■ Given records
%%
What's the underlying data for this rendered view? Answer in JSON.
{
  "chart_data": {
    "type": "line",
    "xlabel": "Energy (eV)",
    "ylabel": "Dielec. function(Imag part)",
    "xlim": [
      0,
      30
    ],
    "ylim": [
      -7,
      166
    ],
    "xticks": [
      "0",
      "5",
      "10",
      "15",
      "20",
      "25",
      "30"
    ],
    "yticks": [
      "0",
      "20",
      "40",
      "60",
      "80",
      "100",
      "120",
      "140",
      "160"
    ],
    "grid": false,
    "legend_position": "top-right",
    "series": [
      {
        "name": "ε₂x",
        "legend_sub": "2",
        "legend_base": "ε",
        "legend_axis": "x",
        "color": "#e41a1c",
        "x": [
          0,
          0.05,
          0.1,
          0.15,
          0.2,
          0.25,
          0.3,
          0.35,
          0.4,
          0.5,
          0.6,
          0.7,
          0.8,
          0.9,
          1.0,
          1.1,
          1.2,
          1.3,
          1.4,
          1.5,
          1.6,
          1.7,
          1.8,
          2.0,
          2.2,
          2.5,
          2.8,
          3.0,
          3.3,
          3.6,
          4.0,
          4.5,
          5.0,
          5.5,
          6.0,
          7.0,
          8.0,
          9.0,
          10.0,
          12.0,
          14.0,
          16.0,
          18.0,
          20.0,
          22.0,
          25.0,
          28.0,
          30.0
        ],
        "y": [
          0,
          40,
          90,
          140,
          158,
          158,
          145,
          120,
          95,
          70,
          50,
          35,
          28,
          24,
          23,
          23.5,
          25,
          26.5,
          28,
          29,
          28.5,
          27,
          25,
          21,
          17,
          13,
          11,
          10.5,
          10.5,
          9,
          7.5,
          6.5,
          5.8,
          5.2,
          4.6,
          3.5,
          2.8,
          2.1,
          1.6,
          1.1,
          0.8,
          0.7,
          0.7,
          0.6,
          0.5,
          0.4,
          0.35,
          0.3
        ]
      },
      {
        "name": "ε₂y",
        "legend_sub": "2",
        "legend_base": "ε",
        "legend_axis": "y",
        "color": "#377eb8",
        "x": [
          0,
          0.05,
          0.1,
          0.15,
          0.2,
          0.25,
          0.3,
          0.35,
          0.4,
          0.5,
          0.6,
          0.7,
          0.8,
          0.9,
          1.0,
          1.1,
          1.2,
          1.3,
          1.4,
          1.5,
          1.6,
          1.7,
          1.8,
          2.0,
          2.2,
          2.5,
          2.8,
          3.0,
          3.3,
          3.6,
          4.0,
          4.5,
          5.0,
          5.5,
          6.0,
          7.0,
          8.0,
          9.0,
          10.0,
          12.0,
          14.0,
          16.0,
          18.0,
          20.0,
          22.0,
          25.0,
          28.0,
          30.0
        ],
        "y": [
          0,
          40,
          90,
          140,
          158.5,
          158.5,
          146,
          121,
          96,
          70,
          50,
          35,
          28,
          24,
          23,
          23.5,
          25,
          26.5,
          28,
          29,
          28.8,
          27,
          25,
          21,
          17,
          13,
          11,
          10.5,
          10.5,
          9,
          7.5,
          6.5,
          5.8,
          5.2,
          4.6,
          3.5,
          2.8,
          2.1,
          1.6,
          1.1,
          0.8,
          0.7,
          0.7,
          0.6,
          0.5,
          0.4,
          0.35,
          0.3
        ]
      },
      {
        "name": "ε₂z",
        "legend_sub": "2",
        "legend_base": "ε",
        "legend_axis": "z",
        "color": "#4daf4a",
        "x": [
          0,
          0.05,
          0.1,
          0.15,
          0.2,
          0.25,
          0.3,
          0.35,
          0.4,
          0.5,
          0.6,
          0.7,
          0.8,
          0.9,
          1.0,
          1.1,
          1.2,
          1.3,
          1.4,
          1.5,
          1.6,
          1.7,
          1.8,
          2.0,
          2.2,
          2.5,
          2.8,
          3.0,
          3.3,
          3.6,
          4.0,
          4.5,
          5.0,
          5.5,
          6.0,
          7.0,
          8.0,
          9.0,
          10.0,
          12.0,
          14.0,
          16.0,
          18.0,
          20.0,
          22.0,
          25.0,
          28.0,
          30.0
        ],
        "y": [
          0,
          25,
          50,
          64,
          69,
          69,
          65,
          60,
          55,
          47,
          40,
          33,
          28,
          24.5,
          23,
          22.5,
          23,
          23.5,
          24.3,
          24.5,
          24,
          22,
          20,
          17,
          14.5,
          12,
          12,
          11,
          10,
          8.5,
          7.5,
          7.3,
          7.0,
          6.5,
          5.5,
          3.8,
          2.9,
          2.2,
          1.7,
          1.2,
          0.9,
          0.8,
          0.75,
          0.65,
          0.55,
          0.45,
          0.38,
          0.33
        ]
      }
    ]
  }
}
%%
■ Written exercise
Find the word "color" in the entries above and gather every line that holds it.

■ Task output
        "color": "#e41a1c",
        "color": "#377eb8",
        "color": "#4daf4a",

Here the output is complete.